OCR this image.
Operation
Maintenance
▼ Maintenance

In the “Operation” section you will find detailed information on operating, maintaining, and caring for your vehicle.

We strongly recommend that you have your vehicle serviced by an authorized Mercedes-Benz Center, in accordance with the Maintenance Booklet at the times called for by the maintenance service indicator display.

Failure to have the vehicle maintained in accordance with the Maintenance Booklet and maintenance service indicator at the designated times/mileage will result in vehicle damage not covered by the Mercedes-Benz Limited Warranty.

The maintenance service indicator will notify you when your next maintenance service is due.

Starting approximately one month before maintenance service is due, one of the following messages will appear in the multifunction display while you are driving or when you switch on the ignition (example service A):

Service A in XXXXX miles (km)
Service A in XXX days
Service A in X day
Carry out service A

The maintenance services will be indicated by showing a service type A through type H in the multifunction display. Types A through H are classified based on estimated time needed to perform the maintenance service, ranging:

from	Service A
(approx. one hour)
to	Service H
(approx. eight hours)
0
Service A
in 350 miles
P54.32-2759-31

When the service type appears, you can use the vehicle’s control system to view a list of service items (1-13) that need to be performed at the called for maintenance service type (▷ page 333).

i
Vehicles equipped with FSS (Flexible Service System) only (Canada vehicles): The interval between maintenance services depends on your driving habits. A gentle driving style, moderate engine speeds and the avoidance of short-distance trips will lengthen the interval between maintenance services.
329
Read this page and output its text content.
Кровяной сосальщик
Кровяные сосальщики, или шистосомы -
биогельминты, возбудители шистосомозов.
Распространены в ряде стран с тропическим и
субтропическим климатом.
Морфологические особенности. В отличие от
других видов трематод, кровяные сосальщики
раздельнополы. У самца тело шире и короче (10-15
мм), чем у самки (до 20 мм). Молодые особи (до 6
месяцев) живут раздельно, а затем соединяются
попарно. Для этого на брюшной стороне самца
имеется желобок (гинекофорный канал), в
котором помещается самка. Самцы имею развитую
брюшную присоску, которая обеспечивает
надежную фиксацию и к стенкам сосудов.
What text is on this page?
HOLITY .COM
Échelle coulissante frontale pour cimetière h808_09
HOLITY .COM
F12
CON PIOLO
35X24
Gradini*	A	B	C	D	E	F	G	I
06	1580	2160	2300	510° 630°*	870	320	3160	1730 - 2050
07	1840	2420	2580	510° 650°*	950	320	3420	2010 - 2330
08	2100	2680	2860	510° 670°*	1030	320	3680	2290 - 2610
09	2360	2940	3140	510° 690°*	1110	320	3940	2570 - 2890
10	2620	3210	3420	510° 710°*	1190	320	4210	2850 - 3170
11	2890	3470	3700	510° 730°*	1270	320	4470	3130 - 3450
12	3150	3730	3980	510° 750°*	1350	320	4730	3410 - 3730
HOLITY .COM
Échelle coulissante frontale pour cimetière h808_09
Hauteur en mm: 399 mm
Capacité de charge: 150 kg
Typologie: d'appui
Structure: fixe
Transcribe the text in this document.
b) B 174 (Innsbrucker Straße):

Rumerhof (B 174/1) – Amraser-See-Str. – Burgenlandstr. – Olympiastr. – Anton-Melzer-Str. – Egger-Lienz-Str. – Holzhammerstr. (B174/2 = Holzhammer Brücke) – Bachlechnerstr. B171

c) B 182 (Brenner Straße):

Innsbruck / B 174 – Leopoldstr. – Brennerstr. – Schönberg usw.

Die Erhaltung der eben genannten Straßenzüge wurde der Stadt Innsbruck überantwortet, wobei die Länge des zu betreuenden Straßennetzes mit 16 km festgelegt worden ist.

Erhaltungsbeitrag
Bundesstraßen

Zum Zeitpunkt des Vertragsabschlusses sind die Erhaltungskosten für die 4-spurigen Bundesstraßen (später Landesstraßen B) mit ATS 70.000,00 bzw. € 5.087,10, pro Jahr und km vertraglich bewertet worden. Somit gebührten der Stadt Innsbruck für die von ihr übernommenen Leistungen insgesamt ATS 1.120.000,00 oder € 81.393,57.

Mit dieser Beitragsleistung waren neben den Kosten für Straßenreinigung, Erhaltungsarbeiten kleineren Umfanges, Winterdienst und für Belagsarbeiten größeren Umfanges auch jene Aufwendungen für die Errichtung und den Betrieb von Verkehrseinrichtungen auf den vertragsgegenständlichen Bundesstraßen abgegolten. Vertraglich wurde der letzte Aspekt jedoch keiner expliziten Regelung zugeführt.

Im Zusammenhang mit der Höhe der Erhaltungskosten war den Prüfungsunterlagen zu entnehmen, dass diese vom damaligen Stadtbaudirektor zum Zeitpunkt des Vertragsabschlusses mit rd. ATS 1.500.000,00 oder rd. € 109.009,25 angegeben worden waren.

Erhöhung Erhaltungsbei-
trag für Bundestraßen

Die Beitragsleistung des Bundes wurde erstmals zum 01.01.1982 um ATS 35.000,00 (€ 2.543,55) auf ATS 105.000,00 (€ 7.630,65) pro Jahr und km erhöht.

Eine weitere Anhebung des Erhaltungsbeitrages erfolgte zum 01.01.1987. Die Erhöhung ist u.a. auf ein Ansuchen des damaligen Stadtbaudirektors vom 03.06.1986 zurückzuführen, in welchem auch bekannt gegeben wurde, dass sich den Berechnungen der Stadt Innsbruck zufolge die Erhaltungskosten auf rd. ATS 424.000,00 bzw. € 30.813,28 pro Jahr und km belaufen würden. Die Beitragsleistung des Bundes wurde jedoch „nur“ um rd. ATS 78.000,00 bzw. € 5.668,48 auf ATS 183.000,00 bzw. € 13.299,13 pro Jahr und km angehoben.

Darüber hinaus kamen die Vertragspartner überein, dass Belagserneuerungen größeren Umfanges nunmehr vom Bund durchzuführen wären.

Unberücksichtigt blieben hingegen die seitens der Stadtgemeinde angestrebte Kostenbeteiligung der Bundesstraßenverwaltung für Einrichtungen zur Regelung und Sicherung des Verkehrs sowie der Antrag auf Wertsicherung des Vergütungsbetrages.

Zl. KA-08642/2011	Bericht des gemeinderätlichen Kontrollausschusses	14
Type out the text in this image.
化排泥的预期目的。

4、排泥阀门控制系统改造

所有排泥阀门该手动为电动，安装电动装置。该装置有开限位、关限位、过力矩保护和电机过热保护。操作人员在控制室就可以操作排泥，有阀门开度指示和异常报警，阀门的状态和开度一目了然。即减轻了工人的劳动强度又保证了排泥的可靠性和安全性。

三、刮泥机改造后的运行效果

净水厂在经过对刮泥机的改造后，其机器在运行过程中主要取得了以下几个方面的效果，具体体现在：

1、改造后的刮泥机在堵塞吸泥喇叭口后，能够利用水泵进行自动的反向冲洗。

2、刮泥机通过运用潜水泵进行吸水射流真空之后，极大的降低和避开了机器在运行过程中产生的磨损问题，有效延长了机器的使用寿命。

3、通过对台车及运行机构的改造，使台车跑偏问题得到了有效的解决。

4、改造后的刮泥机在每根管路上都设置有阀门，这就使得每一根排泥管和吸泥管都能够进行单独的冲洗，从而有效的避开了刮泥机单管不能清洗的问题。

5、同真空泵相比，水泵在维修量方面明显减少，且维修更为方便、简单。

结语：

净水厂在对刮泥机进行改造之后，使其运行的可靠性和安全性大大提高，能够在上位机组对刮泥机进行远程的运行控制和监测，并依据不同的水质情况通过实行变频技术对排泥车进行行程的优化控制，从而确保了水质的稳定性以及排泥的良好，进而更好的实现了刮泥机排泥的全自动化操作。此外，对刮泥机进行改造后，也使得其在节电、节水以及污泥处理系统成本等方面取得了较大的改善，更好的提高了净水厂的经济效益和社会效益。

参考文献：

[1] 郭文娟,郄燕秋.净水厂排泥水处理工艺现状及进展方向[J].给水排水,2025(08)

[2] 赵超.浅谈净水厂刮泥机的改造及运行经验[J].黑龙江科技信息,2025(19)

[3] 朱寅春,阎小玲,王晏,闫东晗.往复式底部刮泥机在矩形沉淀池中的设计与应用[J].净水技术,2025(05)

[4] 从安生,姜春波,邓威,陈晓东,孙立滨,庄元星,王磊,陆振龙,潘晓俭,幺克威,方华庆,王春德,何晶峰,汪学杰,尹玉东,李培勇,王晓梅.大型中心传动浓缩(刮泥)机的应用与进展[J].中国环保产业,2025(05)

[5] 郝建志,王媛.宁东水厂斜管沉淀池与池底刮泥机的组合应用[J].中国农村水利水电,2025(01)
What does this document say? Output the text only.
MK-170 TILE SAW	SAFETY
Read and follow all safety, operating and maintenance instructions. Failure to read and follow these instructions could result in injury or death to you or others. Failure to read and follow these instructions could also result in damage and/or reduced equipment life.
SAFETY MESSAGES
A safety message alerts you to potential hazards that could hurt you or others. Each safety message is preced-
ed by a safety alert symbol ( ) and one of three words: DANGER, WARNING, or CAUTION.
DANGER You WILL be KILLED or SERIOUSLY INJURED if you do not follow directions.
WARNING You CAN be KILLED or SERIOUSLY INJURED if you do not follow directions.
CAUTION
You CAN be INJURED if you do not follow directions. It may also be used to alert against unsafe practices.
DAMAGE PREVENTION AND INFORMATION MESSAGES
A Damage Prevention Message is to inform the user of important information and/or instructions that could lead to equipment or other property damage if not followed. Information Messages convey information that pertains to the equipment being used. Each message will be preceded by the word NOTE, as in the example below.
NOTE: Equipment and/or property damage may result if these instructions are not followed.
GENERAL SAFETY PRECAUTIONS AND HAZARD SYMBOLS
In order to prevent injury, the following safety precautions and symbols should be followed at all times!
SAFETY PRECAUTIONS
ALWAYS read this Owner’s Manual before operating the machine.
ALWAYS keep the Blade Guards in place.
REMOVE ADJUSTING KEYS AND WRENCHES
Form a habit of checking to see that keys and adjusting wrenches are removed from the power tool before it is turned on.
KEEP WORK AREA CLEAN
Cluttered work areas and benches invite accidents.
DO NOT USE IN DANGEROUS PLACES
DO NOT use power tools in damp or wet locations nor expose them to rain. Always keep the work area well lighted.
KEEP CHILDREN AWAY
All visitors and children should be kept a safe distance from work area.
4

########

Work to be completed: Find all lines with "directions" in them and copy each one.

Solution to the problem:
DANGER You WILL be KILLED or SERIOUSLY INJURED if you do not follow directions.
WARNING You CAN be KILLED or SERIOUSLY INJURED if you do not follow directions.
You CAN be INJURED if you do not follow directions. It may also be used to alert against unsafe practices.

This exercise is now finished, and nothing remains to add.